Each record below is to be copied word for word, with pictures removed.

[Saved entries]

* * *

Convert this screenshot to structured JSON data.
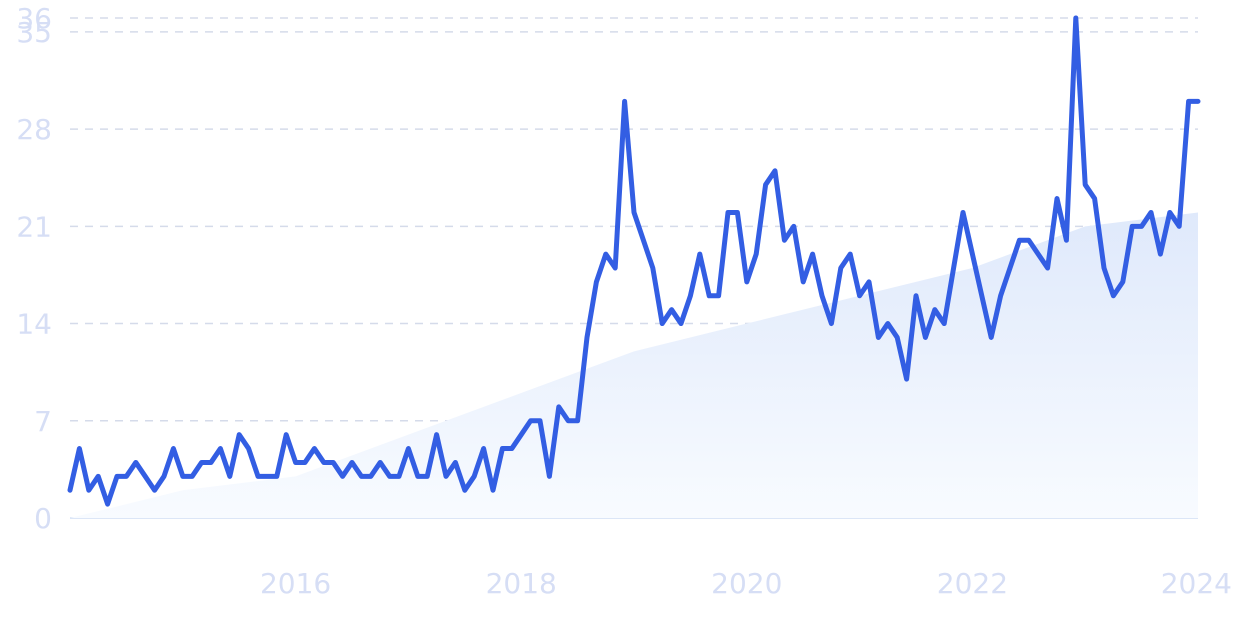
{
  "chart_data": {
    "type": "line",
    "title": "",
    "xlabel": "",
    "ylabel": "",
    "xlim": [
      "2014-01",
      "2024-01"
    ],
    "ylim": [
      0,
      36
    ],
    "grid": true,
    "colors": {
      "line": "#335ee3",
      "trend_area_top": "#dfe9fb",
      "trend_area_bottom": "#f8fbff",
      "grid": "#d5dbea",
      "tick_text": "#d6def5"
    },
    "y_ticks": [
      {
        "label": "0",
        "value": 0
      },
      {
        "label": "7",
        "value": 7
      },
      {
        "label": "14",
        "value": 14
      },
      {
        "label": "21",
        "value": 21
      },
      {
        "label": "28",
        "value": 28
      },
      {
        "label": "35",
        "value": 35
      },
      {
        "label": "36",
        "value": 36
      }
    ],
    "x_ticks": [
      {
        "label": "2016",
        "value": "2016-01"
      },
      {
        "label": "2018",
        "value": "2018-01"
      },
      {
        "label": "2020",
        "value": "2020-01"
      },
      {
        "label": "2022",
        "value": "2022-01"
      },
      {
        "label": "2024",
        "value": "2024-01"
      }
    ],
    "series": [
      {
        "x": [
          "2014-01",
          "2014-02",
          "2014-03",
          "2014-04",
          "2014-05",
          "2014-06",
          "2014-07",
          "2014-08",
          "2014-09",
          "2014-10",
          "2014-11",
          "2014-12",
          "2015-01",
          "2015-02",
          "2015-03",
          "2015-04",
          "2015-05",
          "2015-06",
          "2015-07",
          "2015-08",
          "2015-09",
          "2015-10",
          "2015-11",
          "2015-12",
          "2016-01",
          "2016-02",
          "2016-03",
          "2016-04",
          "2016-05",
          "2016-06",
          "2016-07",
          "2016-08",
          "2016-09",
          "2016-10",
          "2016-11",
          "2016-12",
          "2017-01",
          "2017-02",
          "2017-03",
          "2017-04",
          "2017-05",
          "2017-06",
          "2017-07",
          "2017-08",
          "2017-09",
          "2017-10",
          "2017-11",
          "2017-12",
          "2018-01",
          "2018-02",
          "2018-03",
          "2018-04",
          "2018-05",
          "2018-06",
          "2018-07",
          "2018-08",
          "2018-09",
          "2018-10",
          "2018-11",
          "2018-12",
          "2019-01",
          "2019-02",
          "2019-03",
          "2019-04",
          "2019-05",
          "2019-06",
          "2019-07",
          "2019-08",
          "2019-09",
          "2019-10",
          "2019-11",
          "2019-12",
          "2020-01",
          "2020-02",
          "2020-03",
          "2020-04",
          "2020-05",
          "2020-06",
          "2020-07",
          "2020-08",
          "2020-09",
          "2020-10",
          "2020-11",
          "2020-12",
          "2021-01",
          "2021-02",
          "2021-03",
          "2021-04",
          "2021-05",
          "2021-06",
          "2021-07",
          "2021-08",
          "2021-09",
          "2021-10",
          "2021-11",
          "2021-12",
          "2022-01",
          "2022-02",
          "2022-03",
          "2022-04",
          "2022-05",
          "2022-06",
          "2022-07",
          "2022-08",
          "2022-09",
          "2022-10",
          "2022-11",
          "2022-12",
          "2023-01",
          "2023-02",
          "2023-03",
          "2023-04",
          "2023-05",
          "2023-06",
          "2023-07",
          "2023-08",
          "2023-09",
          "2023-10",
          "2023-11",
          "2023-12",
          "2024-01"
        ],
        "values": [
          2,
          5,
          2,
          3,
          1,
          3,
          3,
          4,
          3,
          2,
          3,
          5,
          3,
          3,
          4,
          4,
          5,
          3,
          6,
          5,
          3,
          3,
          3,
          6,
          4,
          4,
          5,
          4,
          4,
          3,
          4,
          3,
          3,
          4,
          3,
          3,
          5,
          3,
          3,
          6,
          3,
          4,
          2,
          3,
          5,
          2,
          5,
          5,
          6,
          7,
          7,
          3,
          8,
          7,
          7,
          13,
          17,
          19,
          18,
          30,
          22,
          20,
          18,
          14,
          15,
          14,
          16,
          19,
          16,
          16,
          22,
          22,
          17,
          19,
          24,
          25,
          20,
          21,
          17,
          19,
          16,
          14,
          18,
          19,
          16,
          17,
          13,
          14,
          13,
          10,
          16,
          13,
          15,
          14,
          18,
          22,
          19,
          16,
          13,
          16,
          18,
          20,
          20,
          19,
          18,
          23,
          20,
          36,
          24,
          23,
          18,
          16,
          17,
          21,
          21,
          22,
          19,
          22,
          21,
          30,
          30
        ]
      }
    ],
    "trend": {
      "x": [
        "2014-01",
        "2015-01",
        "2016-01",
        "2017-01",
        "2018-01",
        "2019-01",
        "2020-01",
        "2021-01",
        "2022-01",
        "2023-01",
        "2024-01"
      ],
      "values": [
        0,
        2,
        3,
        6,
        9,
        12,
        14,
        16,
        18,
        21,
        22
      ]
    }
  }
}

* * *

» **Result below**
Convert this screenshot to structured JSON data.
{
  "chart_data": {
    "type": "line",
    "title": "",
    "xlabel": "",
    "ylabel": "",
    "xlim": [
      "2014-01",
      "2024-01"
    ],
    "ylim": [
      0,
      36
    ],
    "grid": true,
    "colors": {
      "line": "#335ee3",
      "trend_area_top": "#dfe9fb",
      "trend_area_bottom": "#f8fbff",
      "grid": "#d5dbea",
      "tick_text": "#d6def5"
    },
    "y_ticks": [
      {
        "label": "0",
        "value": 0
      },
      {
        "label": "7",
        "value": 7
      },
      {
        "label": "14",
        "value": 14
      },
      {
        "label": "21",
        "value": 21
      },
      {
        "label": "28",
        "value": 28
      },
      {
        "label": "35",
        "value": 35
      },
      {
        "label": "36",
        "value": 36
      }
    ],
    "x_ticks": [
      {
        "label": "2016",
        "value": "2016-01"
      },
      {
        "label": "2018",
        "value": "2018-01"
      },
      {
        "label": "2020",
        "value": "2020-01"
      },
      {
        "label": "2022",
        "value": "2022-01"
      },
      {
        "label": "2024",
        "value": "2024-01"
      }
    ],
    "series": [
      {
        "x": [
          "2014-01",
          "2014-02",
          "2014-03",
          "2014-04",
          "2014-05",
          "2014-06",
          "2014-07",
          "2014-08",
          "2014-09",
          "2014-10",
          "2014-11",
          "2014-12",
          "2015-01",
          "2015-02",
          "2015-03",
          "2015-04",
          "2015-05",
          "2015-06",
          "2015-07",
          "2015-08",
          "2015-09",
          "2015-10",
          "2015-11",
          "2015-12",
          "2016-01",
          "2016-02",
          "2016-03",
          "2016-04",
          "2016-05",
          "2016-06",
          "2016-07",
          "2016-08",
          "2016-09",
          "2016-10",
          "2016-11",
          "2016-12",
          "2017-01",
          "2017-02",
          "2017-03",
          "2017-04",
          "2017-05",
          "2017-06",
          "2017-07",
          "2017-08",
          "2017-09",
          "2017-10",
          "2017-11",
          "2017-12",
          "2018-01",
          "2018-02",
          "2018-03",
          "2018-04",
          "2018-05",
          "2018-06",
          "2018-07",
          "2018-08",
          "2018-09",
          "2018-10",
          "2018-11",
          "2018-12",
          "2019-01",
          "2019-02",
          "2019-03",
          "2019-04",
          "2019-05",
          "2019-06",
          "2019-07",
          "2019-08",
          "2019-09",
          "2019-10",
          "2019-11",
          "2019-12",
          "2020-01",
          "2020-02",
          "2020-03",
          "2020-04",
          "2020-05",
          "2020-06",
          "2020-07",
          "2020-08",
          "2020-09",
          "2020-10",
          "2020-11",
          "2020-12",
          "2021-01",
          "2021-02",
          "2021-03",
          "2021-04",
          "2021-05",
          "2021-06",
          "2021-07",
          "2021-08",
          "2021-09",
          "2021-10",
          "2021-11",
          "2021-12",
          "2022-01",
          "2022-02",
          "2022-03",
          "2022-04",
          "2022-05",
          "2022-06",
          "2022-07",
          "2022-08",
          "2022-09",
          "2022-10",
          "2022-11",
          "2022-12",
          "2023-01",
          "2023-02",
          "2023-03",
          "2023-04",
          "2023-05",
          "2023-06",
          "2023-07",
          "2023-08",
          "2023-09",
          "2023-10",
          "2023-11",
          "2023-12",
          "2024-01"
        ],
        "values": [
          2,
          5,
          2,
          3,
          1,
          3,
          3,
          4,
          3,
          2,
          3,
          5,
          3,
          3,
          4,
          4,
          5,
          3,
          6,
          5,
          3,
          3,
          3,
          6,
          4,
          4,
          5,
          4,
          4,
          3,
          4,
          3,
          3,
          4,
          3,
          3,
          5,
          3,
          3,
          6,
          3,
          4,
          2,
          3,
          5,
          2,
          5,
          5,
          6,
          7,
          7,
          3,
          8,
          7,
          7,
          13,
          17,
          19,
          18,
          30,
          22,
          20,
          18,
          14,
          15,
          14,
          16,
          19,
          16,
          16,
          22,
          22,
          17,
          19,
          24,
          25,
          20,
          21,
          17,
          19,
          16,
          14,
          18,
          19,
          16,
          17,
          13,
          14,
          13,
          10,
          16,
          13,
          15,
          14,
          18,
          22,
          19,
          16,
          13,
          16,
          18,
          20,
          20,
          19,
          18,
          23,
          20,
          36,
          24,
          23,
          18,
          16,
          17,
          21,
          21,
          22,
          19,
          22,
          21,
          30,
          30
        ]
      }
    ],
    "trend": {
      "x": [
        "2014-01",
        "2015-01",
        "2016-01",
        "2017-01",
        "2018-01",
        "2019-01",
        "2020-01",
        "2021-01",
        "2022-01",
        "2023-01",
        "2024-01"
      ],
      "values": [
        0,
        2,
        3,
        6,
        9,
        12,
        14,
        16,
        18,
        21,
        22
      ]
    }
  }
}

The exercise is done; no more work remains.